[Entries from a dataset]

┄┄┄┄┄┄┄┄┄┄

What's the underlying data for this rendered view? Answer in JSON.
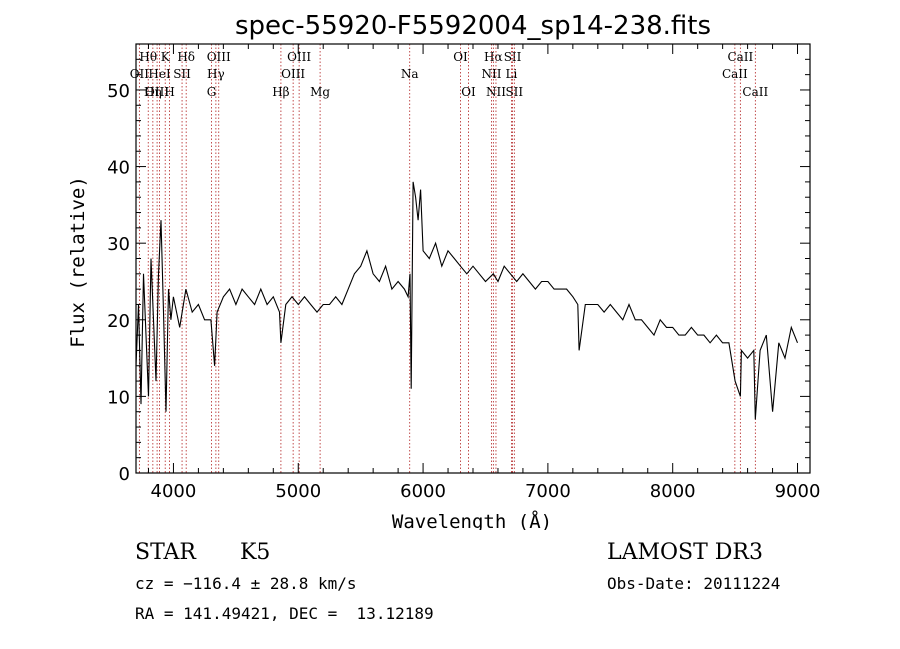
{
  "chart_data": {
    "type": "line",
    "title": "spec-55920-F5592004_sp14-238.fits",
    "xlabel": "Wavelength (Å)",
    "ylabel": "Flux (relative)",
    "xlim": [
      3700,
      9100
    ],
    "ylim": [
      0,
      56
    ],
    "xticks": [
      4000,
      5000,
      6000,
      7000,
      8000,
      9000
    ],
    "yticks": [
      0,
      10,
      20,
      30,
      40,
      50
    ],
    "series": [
      {
        "name": "flux",
        "x": [
          3700,
          3720,
          3740,
          3760,
          3780,
          3800,
          3820,
          3840,
          3860,
          3880,
          3900,
          3920,
          3940,
          3960,
          3980,
          4000,
          4050,
          4100,
          4150,
          4200,
          4250,
          4300,
          4330,
          4350,
          4400,
          4450,
          4500,
          4550,
          4600,
          4650,
          4700,
          4750,
          4800,
          4850,
          4861,
          4900,
          4950,
          5000,
          5050,
          5100,
          5150,
          5200,
          5250,
          5300,
          5350,
          5400,
          5450,
          5500,
          5550,
          5600,
          5650,
          5700,
          5750,
          5800,
          5850,
          5880,
          5895,
          5905,
          5920,
          5940,
          5960,
          5980,
          6000,
          6050,
          6100,
          6150,
          6200,
          6250,
          6300,
          6350,
          6400,
          6450,
          6500,
          6563,
          6600,
          6650,
          6700,
          6750,
          6800,
          6850,
          6900,
          6950,
          7000,
          7050,
          7100,
          7150,
          7200,
          7240,
          7250,
          7300,
          7350,
          7400,
          7450,
          7500,
          7550,
          7600,
          7650,
          7700,
          7750,
          7800,
          7850,
          7900,
          7950,
          8000,
          8050,
          8100,
          8150,
          8200,
          8250,
          8300,
          8350,
          8400,
          8450,
          8500,
          8542,
          8550,
          8600,
          8650,
          8662,
          8700,
          8750,
          8800,
          8850,
          8900,
          8950,
          9000
        ],
        "values": [
          14,
          22,
          9,
          26,
          18,
          10,
          28,
          20,
          12,
          26,
          33,
          21,
          8,
          24,
          20,
          23,
          19,
          24,
          21,
          22,
          20,
          20,
          14,
          21,
          23,
          24,
          22,
          24,
          23,
          22,
          24,
          22,
          23,
          21,
          17,
          22,
          23,
          22,
          23,
          22,
          21,
          22,
          22,
          23,
          22,
          24,
          26,
          27,
          29,
          26,
          25,
          27,
          24,
          25,
          24,
          23,
          26,
          11,
          38,
          36,
          33,
          37,
          29,
          28,
          30,
          27,
          29,
          28,
          27,
          26,
          27,
          26,
          25,
          26,
          25,
          27,
          26,
          25,
          26,
          25,
          24,
          25,
          25,
          24,
          24,
          24,
          23,
          22,
          16,
          22,
          22,
          22,
          21,
          22,
          21,
          20,
          22,
          20,
          20,
          19,
          18,
          20,
          19,
          19,
          18,
          18,
          19,
          18,
          18,
          17,
          18,
          17,
          17,
          12,
          10,
          16,
          15,
          16,
          7,
          16,
          18,
          8,
          17,
          15,
          19,
          17
        ]
      }
    ],
    "spectral_lines": [
      {
        "label": "Hθ",
        "x": 3798,
        "row": 1
      },
      {
        "label": "OII",
        "x": 3727,
        "row": 2
      },
      {
        "label": "OIII",
        "x": 3869,
        "row": 3
      },
      {
        "label": "Hη",
        "x": 3835,
        "row": 3
      },
      {
        "label": "K",
        "x": 3934,
        "row": 1
      },
      {
        "label": "HeI",
        "x": 3889,
        "row": 2
      },
      {
        "label": "H",
        "x": 3969,
        "row": 3
      },
      {
        "label": "SII",
        "x": 4069,
        "row": 2
      },
      {
        "label": "Hδ",
        "x": 4102,
        "row": 1
      },
      {
        "label": "OIII",
        "x": 4363,
        "row": 1
      },
      {
        "label": "Hγ",
        "x": 4340,
        "row": 2
      },
      {
        "label": "G",
        "x": 4305,
        "row": 3
      },
      {
        "label": "Hβ",
        "x": 4861,
        "row": 3
      },
      {
        "label": "OIII",
        "x": 5007,
        "row": 1
      },
      {
        "label": "OIII",
        "x": 4959,
        "row": 2
      },
      {
        "label": "Mg",
        "x": 5175,
        "row": 3
      },
      {
        "label": "Na",
        "x": 5893,
        "row": 2
      },
      {
        "label": "OI",
        "x": 6300,
        "row": 1
      },
      {
        "label": "OI",
        "x": 6364,
        "row": 3
      },
      {
        "label": "Hα",
        "x": 6563,
        "row": 1
      },
      {
        "label": "NII",
        "x": 6548,
        "row": 2
      },
      {
        "label": "NII",
        "x": 6584,
        "row": 3
      },
      {
        "label": "SII",
        "x": 6717,
        "row": 1
      },
      {
        "label": "Li",
        "x": 6708,
        "row": 2
      },
      {
        "label": "SII",
        "x": 6731,
        "row": 3
      },
      {
        "label": "CaII",
        "x": 8542,
        "row": 1
      },
      {
        "label": "CaII",
        "x": 8498,
        "row": 2
      },
      {
        "label": "CaII",
        "x": 8662,
        "row": 3
      }
    ]
  },
  "info": {
    "class": "STAR",
    "subclass": "K5",
    "survey": "LAMOST DR3",
    "cz": "cz = −116.4 ± 28.8 km/s",
    "obs_date": "Obs-Date: 20111224",
    "coords": "RA = 141.49421, DEC =  13.12189"
  },
  "colors": {
    "line_marker": "#b22222",
    "spectrum": "#000000"
  }
}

┄┄┄┄┄┄┄┄┄┄

» **The request**:
Retype every entry verbatim and exclude the pictures from the copy.

» **Output of the exercise**:
What's the underlying data for this rendered view? Answer in JSON.
{
  "chart_data": {
    "type": "line",
    "title": "spec-55920-F5592004_sp14-238.fits",
    "xlabel": "Wavelength (Å)",
    "ylabel": "Flux (relative)",
    "xlim": [
      3700,
      9100
    ],
    "ylim": [
      0,
      56
    ],
    "xticks": [
      4000,
      5000,
      6000,
      7000,
      8000,
      9000
    ],
    "yticks": [
      0,
      10,
      20,
      30,
      40,
      50
    ],
    "series": [
      {
        "name": "flux",
        "x": [
          3700,
          3720,
          3740,
          3760,
          3780,
          3800,
          3820,
          3840,
          3860,
          3880,
          3900,
          3920,
          3940,
          3960,
          3980,
          4000,
          4050,
          4100,
          4150,
          4200,
          4250,
          4300,
          4330,
          4350,
          4400,
          4450,
          4500,
          4550,
          4600,
          4650,
          4700,
          4750,
          4800,
          4850,
          4861,
          4900,
          4950,
          5000,
          5050,
          5100,
          5150,
          5200,
          5250,
          5300,
          5350,
          5400,
          5450,
          5500,
          5550,
          5600,
          5650,
          5700,
          5750,
          5800,
          5850,
          5880,
          5895,
          5905,
          5920,
          5940,
          5960,
          5980,
          6000,
          6050,
          6100,
          6150,
          6200,
          6250,
          6300,
          6350,
          6400,
          6450,
          6500,
          6563,
          6600,
          6650,
          6700,
          6750,
          6800,
          6850,
          6900,
          6950,
          7000,
          7050,
          7100,
          7150,
          7200,
          7240,
          7250,
          7300,
          7350,
          7400,
          7450,
          7500,
          7550,
          7600,
          7650,
          7700,
          7750,
          7800,
          7850,
          7900,
          7950,
          8000,
          8050,
          8100,
          8150,
          8200,
          8250,
          8300,
          8350,
          8400,
          8450,
          8500,
          8542,
          8550,
          8600,
          8650,
          8662,
          8700,
          8750,
          8800,
          8850,
          8900,
          8950,
          9000
        ],
        "values": [
          14,
          22,
          9,
          26,
          18,
          10,
          28,
          20,
          12,
          26,
          33,
          21,
          8,
          24,
          20,
          23,
          19,
          24,
          21,
          22,
          20,
          20,
          14,
          21,
          23,
          24,
          22,
          24,
          23,
          22,
          24,
          22,
          23,
          21,
          17,
          22,
          23,
          22,
          23,
          22,
          21,
          22,
          22,
          23,
          22,
          24,
          26,
          27,
          29,
          26,
          25,
          27,
          24,
          25,
          24,
          23,
          26,
          11,
          38,
          36,
          33,
          37,
          29,
          28,
          30,
          27,
          29,
          28,
          27,
          26,
          27,
          26,
          25,
          26,
          25,
          27,
          26,
          25,
          26,
          25,
          24,
          25,
          25,
          24,
          24,
          24,
          23,
          22,
          16,
          22,
          22,
          22,
          21,
          22,
          21,
          20,
          22,
          20,
          20,
          19,
          18,
          20,
          19,
          19,
          18,
          18,
          19,
          18,
          18,
          17,
          18,
          17,
          17,
          12,
          10,
          16,
          15,
          16,
          7,
          16,
          18,
          8,
          17,
          15,
          19,
          17
        ]
      }
    ],
    "spectral_lines": [
      {
        "label": "Hθ",
        "x": 3798,
        "row": 1
      },
      {
        "label": "OII",
        "x": 3727,
        "row": 2
      },
      {
        "label": "OIII",
        "x": 3869,
        "row": 3
      },
      {
        "label": "Hη",
        "x": 3835,
        "row": 3
      },
      {
        "label": "K",
        "x": 3934,
        "row": 1
      },
      {
        "label": "HeI",
        "x": 3889,
        "row": 2
      },
      {
        "label": "H",
        "x": 3969,
        "row": 3
      },
      {
        "label": "SII",
        "x": 4069,
        "row": 2
      },
      {
        "label": "Hδ",
        "x": 4102,
        "row": 1
      },
      {
        "label": "OIII",
        "x": 4363,
        "row": 1
      },
      {
        "label": "Hγ",
        "x": 4340,
        "row": 2
      },
      {
        "label": "G",
        "x": 4305,
        "row": 3
      },
      {
        "label": "Hβ",
        "x": 4861,
        "row": 3
      },
      {
        "label": "OIII",
        "x": 5007,
        "row": 1
      },
      {
        "label": "OIII",
        "x": 4959,
        "row": 2
      },
      {
        "label": "Mg",
        "x": 5175,
        "row": 3
      },
      {
        "label": "Na",
        "x": 5893,
        "row": 2
      },
      {
        "label": "OI",
        "x": 6300,
        "row": 1
      },
      {
        "label": "OI",
        "x": 6364,
        "row": 3
      },
      {
        "label": "Hα",
        "x": 6563,
        "row": 1
      },
      {
        "label": "NII",
        "x": 6548,
        "row": 2
      },
      {
        "label": "NII",
        "x": 6584,
        "row": 3
      },
      {
        "label": "SII",
        "x": 6717,
        "row": 1
      },
      {
        "label": "Li",
        "x": 6708,
        "row": 2
      },
      {
        "label": "SII",
        "x": 6731,
        "row": 3
      },
      {
        "label": "CaII",
        "x": 8542,
        "row": 1
      },
      {
        "label": "CaII",
        "x": 8498,
        "row": 2
      },
      {
        "label": "CaII",
        "x": 8662,
        "row": 3
      }
    ]
  },
  "info": {
    "class": "STAR",
    "subclass": "K5",
    "survey": "LAMOST DR3",
    "cz": "cz = −116.4 ± 28.8 km/s",
    "obs_date": "Obs-Date: 20111224",
    "coords": "RA = 141.49421, DEC =  13.12189"
  },
  "colors": {
    "line_marker": "#b22222",
    "spectrum": "#000000"
  }
}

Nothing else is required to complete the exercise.